-- Excerpted data start --
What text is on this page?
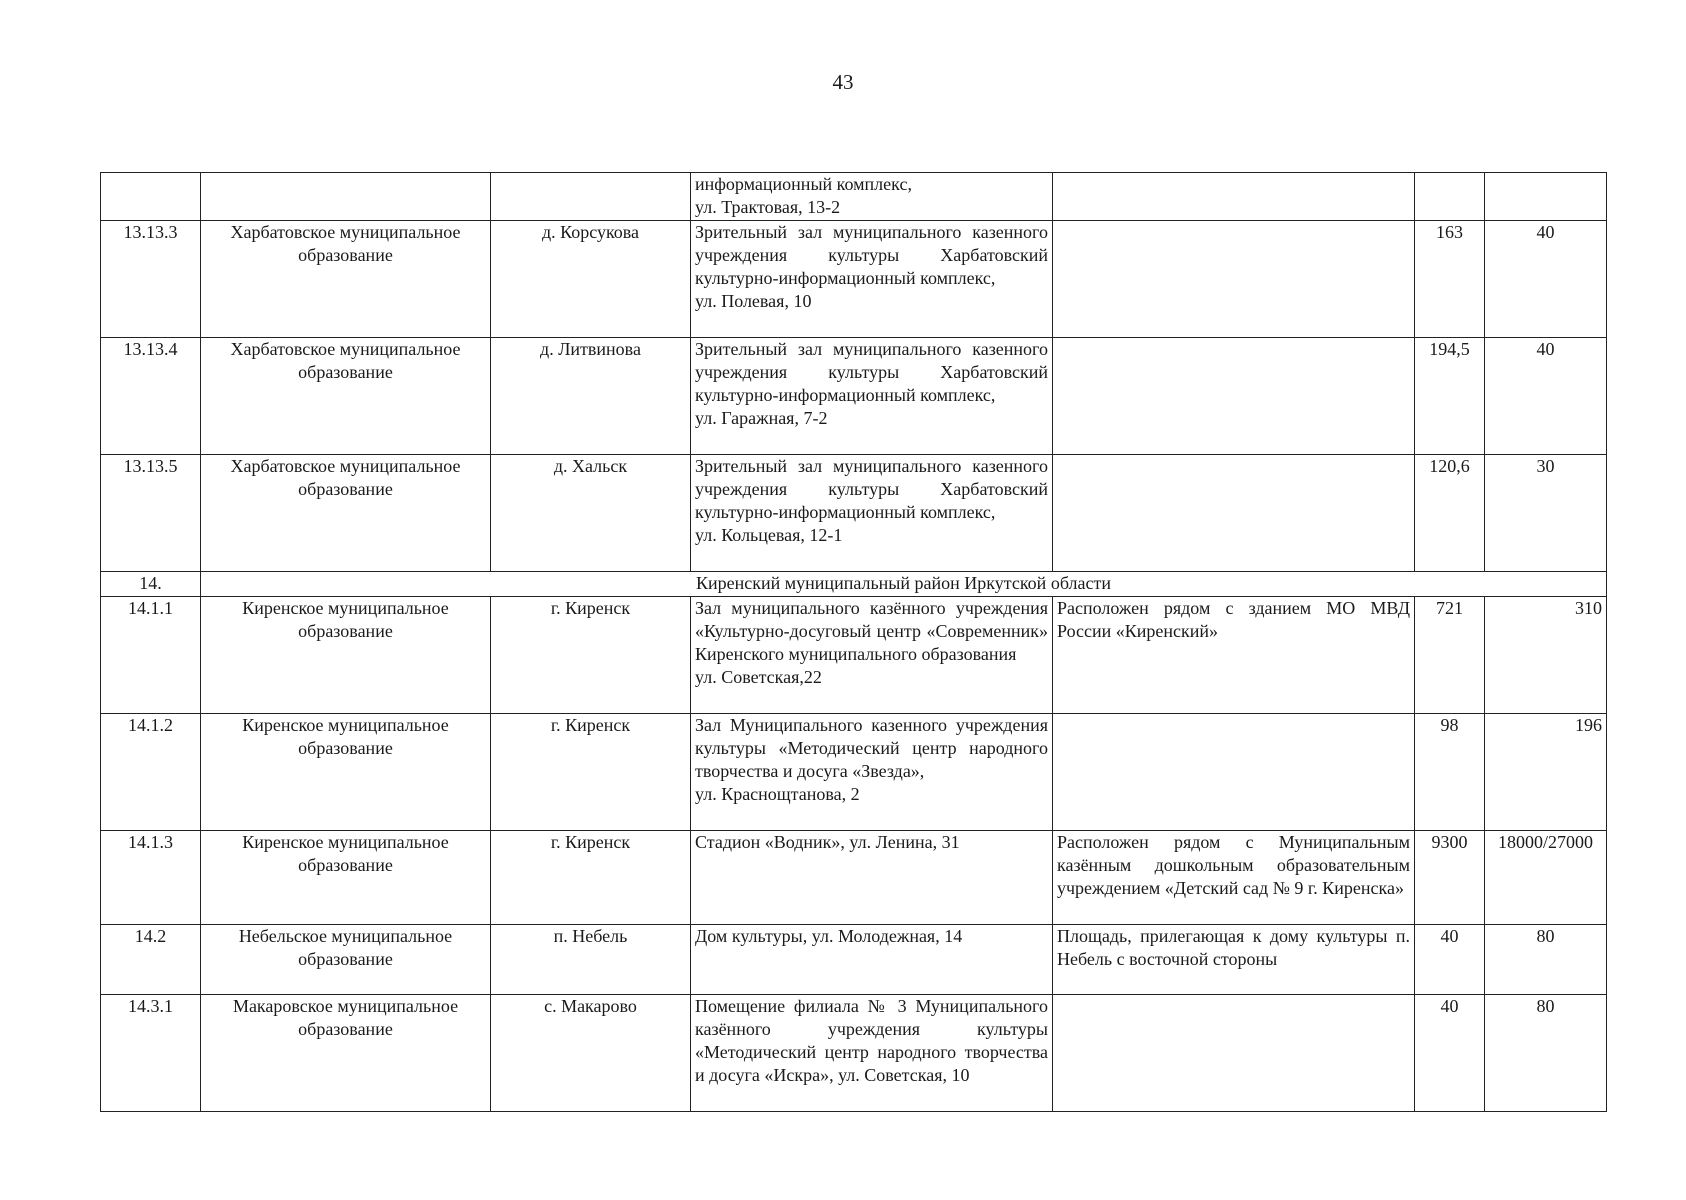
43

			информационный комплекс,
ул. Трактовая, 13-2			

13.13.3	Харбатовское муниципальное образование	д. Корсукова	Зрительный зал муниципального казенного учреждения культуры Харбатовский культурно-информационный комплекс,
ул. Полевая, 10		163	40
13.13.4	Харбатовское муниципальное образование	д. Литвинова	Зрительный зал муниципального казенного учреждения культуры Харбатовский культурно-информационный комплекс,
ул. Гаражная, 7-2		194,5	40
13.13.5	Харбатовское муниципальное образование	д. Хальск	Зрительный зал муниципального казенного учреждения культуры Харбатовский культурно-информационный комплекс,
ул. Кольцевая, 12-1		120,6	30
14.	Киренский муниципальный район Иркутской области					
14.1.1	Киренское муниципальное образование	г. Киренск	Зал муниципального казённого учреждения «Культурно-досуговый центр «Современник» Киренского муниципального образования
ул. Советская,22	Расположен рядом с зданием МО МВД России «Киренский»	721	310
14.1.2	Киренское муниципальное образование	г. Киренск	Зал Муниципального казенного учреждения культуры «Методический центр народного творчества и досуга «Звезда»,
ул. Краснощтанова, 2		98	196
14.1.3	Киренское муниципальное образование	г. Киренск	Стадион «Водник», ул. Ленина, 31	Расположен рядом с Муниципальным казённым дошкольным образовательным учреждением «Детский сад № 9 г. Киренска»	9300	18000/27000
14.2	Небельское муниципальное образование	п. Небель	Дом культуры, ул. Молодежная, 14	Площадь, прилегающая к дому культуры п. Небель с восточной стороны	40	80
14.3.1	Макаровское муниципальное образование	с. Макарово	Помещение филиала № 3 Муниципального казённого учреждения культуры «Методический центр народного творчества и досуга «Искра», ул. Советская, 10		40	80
-- Excerpted data end --
Print all of the entries word for word. Skip any images they contain.

What text is on this page?
43

			информационный комплекс,
ул. Трактовая, 13-2			

13.13.3	Харбатовское муниципальное образование	д. Корсукова	Зрительный зал муниципального казенного учреждения культуры Харбатовский культурно-информационный комплекс,
ул. Полевая, 10		163	40
13.13.4	Харбатовское муниципальное образование	д. Литвинова	Зрительный зал муниципального казенного учреждения культуры Харбатовский культурно-информационный комплекс,
ул. Гаражная, 7-2		194,5	40
13.13.5	Харбатовское муниципальное образование	д. Хальск	Зрительный зал муниципального казенного учреждения культуры Харбатовский культурно-информационный комплекс,
ул. Кольцевая, 12-1		120,6	30
14.	Киренский муниципальный район Иркутской области					
14.1.1	Киренское муниципальное образование	г. Киренск	Зал муниципального казённого учреждения «Культурно-досуговый центр «Современник» Киренского муниципального образования
ул. Советская,22	Расположен рядом с зданием МО МВД России «Киренский»	721	310
14.1.2	Киренское муниципальное образование	г. Киренск	Зал Муниципального казенного учреждения культуры «Методический центр народного творчества и досуга «Звезда»,
ул. Краснощтанова, 2		98	196
14.1.3	Киренское муниципальное образование	г. Киренск	Стадион «Водник», ул. Ленина, 31	Расположен рядом с Муниципальным казённым дошкольным образовательным учреждением «Детский сад № 9 г. Киренска»	9300	18000/27000
14.2	Небельское муниципальное образование	п. Небель	Дом культуры, ул. Молодежная, 14	Площадь, прилегающая к дому культуры п. Небель с восточной стороны	40	80
14.3.1	Макаровское муниципальное образование	с. Макарово	Помещение филиала № 3 Муниципального казённого учреждения культуры «Методический центр народного творчества и досуга «Искра», ул. Советская, 10		40	80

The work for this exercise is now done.